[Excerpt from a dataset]

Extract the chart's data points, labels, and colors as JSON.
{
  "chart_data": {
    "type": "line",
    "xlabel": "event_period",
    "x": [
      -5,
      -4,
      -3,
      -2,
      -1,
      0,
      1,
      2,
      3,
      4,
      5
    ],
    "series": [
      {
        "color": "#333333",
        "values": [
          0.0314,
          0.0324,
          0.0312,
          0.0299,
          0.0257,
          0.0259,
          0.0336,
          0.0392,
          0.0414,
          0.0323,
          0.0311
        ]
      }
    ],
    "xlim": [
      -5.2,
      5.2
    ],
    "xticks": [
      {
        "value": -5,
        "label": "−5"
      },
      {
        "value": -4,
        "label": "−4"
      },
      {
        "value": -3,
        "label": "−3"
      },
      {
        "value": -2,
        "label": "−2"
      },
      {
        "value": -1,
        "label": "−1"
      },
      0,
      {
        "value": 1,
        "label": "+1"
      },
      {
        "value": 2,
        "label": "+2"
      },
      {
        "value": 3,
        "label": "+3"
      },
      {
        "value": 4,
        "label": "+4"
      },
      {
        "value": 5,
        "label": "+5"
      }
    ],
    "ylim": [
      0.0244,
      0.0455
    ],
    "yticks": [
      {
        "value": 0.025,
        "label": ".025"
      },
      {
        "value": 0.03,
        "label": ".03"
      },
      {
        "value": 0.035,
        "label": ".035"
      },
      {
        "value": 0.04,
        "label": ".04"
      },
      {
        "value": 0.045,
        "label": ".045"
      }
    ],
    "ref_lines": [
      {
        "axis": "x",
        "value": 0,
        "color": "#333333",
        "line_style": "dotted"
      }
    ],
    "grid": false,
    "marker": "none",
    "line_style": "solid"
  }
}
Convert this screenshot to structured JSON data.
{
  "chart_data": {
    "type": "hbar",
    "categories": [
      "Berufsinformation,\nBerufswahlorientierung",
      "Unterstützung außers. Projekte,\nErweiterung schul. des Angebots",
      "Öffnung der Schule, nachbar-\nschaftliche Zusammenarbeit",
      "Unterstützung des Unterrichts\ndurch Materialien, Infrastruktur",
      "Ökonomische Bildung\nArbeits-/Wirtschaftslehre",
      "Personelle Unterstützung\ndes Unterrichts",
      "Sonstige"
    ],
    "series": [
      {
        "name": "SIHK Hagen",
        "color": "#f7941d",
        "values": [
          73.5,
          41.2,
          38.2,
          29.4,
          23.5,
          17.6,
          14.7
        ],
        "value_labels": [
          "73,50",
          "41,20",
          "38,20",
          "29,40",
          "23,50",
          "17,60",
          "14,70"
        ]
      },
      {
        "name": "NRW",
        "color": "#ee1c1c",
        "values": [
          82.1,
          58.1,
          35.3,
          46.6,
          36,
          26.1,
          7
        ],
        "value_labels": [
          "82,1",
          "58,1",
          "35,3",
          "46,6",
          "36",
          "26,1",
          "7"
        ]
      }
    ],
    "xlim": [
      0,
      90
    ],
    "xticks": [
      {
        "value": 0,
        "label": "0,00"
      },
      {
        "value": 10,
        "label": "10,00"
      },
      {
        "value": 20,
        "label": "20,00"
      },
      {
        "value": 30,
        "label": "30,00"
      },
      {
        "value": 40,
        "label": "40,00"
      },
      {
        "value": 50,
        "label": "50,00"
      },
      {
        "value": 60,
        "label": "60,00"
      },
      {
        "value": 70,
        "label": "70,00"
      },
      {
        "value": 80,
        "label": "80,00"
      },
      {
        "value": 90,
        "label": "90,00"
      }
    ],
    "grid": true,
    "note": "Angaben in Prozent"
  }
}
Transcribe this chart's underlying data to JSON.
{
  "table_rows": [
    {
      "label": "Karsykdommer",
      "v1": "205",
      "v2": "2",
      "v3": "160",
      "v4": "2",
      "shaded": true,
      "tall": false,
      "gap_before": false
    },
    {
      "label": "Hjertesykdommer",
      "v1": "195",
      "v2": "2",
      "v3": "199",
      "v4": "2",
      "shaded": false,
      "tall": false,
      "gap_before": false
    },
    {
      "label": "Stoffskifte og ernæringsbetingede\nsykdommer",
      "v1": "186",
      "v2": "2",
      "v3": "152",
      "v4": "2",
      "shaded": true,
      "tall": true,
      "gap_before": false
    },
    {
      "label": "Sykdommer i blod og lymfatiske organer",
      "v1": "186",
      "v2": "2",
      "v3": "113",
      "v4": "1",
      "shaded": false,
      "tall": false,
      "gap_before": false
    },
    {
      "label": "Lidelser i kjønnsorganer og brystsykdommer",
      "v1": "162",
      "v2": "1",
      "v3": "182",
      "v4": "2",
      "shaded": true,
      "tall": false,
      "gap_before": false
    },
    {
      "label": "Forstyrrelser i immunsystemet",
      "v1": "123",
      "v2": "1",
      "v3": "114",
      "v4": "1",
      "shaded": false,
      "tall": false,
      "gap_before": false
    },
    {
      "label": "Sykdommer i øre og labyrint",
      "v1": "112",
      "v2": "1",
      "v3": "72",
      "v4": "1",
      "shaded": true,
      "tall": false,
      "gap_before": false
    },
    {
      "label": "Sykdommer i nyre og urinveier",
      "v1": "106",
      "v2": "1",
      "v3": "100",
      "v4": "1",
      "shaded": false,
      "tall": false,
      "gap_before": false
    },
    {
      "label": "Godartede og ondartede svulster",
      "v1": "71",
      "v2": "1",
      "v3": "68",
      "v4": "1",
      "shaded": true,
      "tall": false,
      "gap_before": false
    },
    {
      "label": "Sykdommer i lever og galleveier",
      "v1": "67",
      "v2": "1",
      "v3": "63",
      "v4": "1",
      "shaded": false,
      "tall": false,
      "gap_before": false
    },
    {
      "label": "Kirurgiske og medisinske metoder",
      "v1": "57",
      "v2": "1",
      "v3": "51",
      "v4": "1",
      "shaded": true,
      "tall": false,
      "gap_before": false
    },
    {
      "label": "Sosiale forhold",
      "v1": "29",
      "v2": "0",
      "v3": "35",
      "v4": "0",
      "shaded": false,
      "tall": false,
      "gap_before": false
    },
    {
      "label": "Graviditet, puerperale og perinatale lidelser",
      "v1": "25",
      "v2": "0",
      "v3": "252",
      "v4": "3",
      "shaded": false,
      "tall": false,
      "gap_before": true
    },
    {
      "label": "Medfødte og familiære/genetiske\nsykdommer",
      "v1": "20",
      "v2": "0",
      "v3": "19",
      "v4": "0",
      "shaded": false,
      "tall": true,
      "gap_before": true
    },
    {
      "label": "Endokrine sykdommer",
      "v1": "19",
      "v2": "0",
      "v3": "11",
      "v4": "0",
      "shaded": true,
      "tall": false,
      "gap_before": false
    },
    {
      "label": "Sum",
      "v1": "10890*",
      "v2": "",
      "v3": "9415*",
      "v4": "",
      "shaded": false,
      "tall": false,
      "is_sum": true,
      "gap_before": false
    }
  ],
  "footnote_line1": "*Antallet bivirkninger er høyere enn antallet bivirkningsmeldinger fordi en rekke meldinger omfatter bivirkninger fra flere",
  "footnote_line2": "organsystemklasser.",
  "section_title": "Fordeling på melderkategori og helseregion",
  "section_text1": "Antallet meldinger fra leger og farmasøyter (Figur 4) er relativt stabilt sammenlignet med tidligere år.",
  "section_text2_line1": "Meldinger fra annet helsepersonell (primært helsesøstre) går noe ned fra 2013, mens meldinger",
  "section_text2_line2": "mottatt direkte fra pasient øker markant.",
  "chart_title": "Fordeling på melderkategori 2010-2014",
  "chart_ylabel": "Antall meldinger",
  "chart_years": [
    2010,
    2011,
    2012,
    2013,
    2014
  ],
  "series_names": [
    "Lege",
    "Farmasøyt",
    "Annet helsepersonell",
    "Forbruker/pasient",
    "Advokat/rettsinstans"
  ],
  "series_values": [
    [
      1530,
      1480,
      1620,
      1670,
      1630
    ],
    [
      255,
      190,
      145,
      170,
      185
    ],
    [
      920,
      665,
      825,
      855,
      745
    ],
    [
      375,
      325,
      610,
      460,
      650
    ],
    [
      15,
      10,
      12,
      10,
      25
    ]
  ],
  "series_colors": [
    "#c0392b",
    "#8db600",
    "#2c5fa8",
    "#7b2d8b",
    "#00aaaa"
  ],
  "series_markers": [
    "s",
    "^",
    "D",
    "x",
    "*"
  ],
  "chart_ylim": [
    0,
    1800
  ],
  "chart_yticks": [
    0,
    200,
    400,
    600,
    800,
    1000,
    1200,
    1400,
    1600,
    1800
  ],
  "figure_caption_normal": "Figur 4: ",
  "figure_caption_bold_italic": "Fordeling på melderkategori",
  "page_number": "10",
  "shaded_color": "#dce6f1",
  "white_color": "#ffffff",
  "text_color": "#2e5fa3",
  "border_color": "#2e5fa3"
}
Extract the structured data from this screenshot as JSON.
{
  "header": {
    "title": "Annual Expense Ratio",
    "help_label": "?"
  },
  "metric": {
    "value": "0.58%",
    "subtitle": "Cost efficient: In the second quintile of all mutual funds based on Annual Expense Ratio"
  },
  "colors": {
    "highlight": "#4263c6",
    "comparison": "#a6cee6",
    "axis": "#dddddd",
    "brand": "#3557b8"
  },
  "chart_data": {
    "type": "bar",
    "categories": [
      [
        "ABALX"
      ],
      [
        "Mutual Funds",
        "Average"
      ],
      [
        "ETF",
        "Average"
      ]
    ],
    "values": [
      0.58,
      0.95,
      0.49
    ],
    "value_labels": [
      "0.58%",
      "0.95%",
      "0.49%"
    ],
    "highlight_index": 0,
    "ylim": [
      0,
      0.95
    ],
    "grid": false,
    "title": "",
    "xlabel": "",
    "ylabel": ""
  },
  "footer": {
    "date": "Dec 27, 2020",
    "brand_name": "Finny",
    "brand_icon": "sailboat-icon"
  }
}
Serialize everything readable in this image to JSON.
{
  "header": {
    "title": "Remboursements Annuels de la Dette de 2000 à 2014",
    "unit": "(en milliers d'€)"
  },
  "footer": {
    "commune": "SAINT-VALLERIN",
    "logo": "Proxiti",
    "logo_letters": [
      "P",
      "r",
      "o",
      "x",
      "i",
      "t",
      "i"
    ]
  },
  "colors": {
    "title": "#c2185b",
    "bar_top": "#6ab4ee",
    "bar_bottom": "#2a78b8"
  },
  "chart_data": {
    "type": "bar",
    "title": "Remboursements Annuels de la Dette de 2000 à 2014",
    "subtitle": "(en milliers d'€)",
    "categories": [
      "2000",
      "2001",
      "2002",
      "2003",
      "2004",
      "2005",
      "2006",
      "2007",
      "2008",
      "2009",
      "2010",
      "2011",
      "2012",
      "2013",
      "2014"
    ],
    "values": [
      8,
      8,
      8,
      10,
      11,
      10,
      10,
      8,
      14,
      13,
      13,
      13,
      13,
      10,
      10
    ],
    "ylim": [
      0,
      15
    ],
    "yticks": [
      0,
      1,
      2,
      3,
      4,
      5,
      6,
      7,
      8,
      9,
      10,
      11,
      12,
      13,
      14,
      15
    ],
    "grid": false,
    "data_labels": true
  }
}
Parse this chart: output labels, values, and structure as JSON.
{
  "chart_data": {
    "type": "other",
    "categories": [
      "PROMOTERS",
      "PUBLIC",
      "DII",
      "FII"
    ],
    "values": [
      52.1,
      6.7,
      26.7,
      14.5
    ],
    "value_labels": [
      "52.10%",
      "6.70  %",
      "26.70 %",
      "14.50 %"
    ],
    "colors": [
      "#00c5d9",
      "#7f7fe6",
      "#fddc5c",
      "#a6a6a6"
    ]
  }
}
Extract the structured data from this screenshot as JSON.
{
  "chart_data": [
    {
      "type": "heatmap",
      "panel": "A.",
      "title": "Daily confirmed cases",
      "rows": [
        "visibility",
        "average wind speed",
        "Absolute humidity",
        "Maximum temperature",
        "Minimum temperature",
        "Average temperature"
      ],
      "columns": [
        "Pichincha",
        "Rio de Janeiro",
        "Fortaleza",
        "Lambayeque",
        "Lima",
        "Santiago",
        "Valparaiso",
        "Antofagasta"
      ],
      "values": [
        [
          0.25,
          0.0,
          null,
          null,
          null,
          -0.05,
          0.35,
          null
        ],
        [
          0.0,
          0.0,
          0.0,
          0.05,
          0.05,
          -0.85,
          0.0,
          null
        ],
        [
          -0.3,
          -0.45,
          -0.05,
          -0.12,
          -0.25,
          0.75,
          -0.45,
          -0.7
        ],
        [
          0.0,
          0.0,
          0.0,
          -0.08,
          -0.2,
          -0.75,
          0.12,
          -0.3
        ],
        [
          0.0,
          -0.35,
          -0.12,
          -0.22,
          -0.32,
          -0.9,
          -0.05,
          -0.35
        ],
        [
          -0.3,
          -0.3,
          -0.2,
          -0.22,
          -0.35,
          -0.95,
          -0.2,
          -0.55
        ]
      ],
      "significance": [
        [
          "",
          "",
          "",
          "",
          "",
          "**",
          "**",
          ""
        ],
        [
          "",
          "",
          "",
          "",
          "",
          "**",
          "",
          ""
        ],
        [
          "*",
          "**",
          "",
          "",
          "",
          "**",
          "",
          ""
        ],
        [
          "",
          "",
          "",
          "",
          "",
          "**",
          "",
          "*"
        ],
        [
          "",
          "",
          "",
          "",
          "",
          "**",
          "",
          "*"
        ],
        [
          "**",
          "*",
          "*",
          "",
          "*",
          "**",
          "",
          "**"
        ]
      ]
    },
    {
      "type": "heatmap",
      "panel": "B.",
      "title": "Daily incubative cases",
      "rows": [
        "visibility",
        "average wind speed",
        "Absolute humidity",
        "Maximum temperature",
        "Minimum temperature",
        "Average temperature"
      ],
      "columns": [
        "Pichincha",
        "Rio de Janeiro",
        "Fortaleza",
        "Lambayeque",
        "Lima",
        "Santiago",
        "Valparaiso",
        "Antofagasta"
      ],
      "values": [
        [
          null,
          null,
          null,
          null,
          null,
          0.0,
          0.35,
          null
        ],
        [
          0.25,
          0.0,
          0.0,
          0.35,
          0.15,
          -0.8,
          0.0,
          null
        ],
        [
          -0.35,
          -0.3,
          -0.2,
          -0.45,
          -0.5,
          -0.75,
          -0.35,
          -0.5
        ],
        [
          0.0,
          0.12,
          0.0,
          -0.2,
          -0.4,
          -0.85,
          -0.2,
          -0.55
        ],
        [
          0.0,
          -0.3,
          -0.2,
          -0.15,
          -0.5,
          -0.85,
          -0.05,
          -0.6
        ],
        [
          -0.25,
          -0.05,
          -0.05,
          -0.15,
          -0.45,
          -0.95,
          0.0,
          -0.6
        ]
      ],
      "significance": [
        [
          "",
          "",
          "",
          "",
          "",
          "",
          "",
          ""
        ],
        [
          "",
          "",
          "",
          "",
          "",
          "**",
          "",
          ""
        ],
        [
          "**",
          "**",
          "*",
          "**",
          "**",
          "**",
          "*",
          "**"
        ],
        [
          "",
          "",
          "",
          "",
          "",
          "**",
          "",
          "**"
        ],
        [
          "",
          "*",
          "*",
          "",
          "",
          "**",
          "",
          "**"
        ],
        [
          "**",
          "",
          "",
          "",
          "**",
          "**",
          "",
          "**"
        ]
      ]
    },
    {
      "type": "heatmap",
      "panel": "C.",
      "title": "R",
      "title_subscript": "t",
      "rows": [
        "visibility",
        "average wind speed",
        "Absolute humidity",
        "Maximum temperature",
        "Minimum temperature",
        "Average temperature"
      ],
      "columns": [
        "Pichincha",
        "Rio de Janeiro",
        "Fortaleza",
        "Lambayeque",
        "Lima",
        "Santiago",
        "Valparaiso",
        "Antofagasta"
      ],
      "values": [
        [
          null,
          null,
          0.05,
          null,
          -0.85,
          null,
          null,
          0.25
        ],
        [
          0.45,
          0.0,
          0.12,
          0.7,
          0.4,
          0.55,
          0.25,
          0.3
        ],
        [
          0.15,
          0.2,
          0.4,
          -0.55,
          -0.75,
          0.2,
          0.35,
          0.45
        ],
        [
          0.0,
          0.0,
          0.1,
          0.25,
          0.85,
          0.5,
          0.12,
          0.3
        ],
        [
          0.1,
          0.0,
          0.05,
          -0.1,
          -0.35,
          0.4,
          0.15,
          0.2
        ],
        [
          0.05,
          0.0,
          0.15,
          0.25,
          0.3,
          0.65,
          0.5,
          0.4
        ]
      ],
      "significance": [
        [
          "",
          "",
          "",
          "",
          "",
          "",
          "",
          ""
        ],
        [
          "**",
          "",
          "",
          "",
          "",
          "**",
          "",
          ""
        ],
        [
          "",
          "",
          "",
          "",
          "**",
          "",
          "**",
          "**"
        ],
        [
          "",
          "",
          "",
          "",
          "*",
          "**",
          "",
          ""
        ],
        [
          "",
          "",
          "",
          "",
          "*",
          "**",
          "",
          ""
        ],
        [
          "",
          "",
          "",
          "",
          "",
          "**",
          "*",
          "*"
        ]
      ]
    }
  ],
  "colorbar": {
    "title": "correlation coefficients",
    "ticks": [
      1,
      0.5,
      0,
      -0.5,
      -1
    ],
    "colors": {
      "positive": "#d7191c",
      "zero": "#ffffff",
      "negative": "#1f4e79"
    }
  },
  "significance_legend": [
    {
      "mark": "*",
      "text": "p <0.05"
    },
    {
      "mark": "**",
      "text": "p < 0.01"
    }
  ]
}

* [Set exercise]:
Out of the records, collect only those lines that contain the string "JSON".

* [Answer to the task]:
Extract the chart's data points, labels, and colors as JSON.
Convert this screenshot to structured JSON data.
Transcribe this chart's underlying data to JSON.
Extract the structured data from this screenshot as JSON.
Serialize everything readable in this image to JSON.
Parse this chart: output labels, values, and structure as JSON.
Extract the structured data from this screenshot as JSON.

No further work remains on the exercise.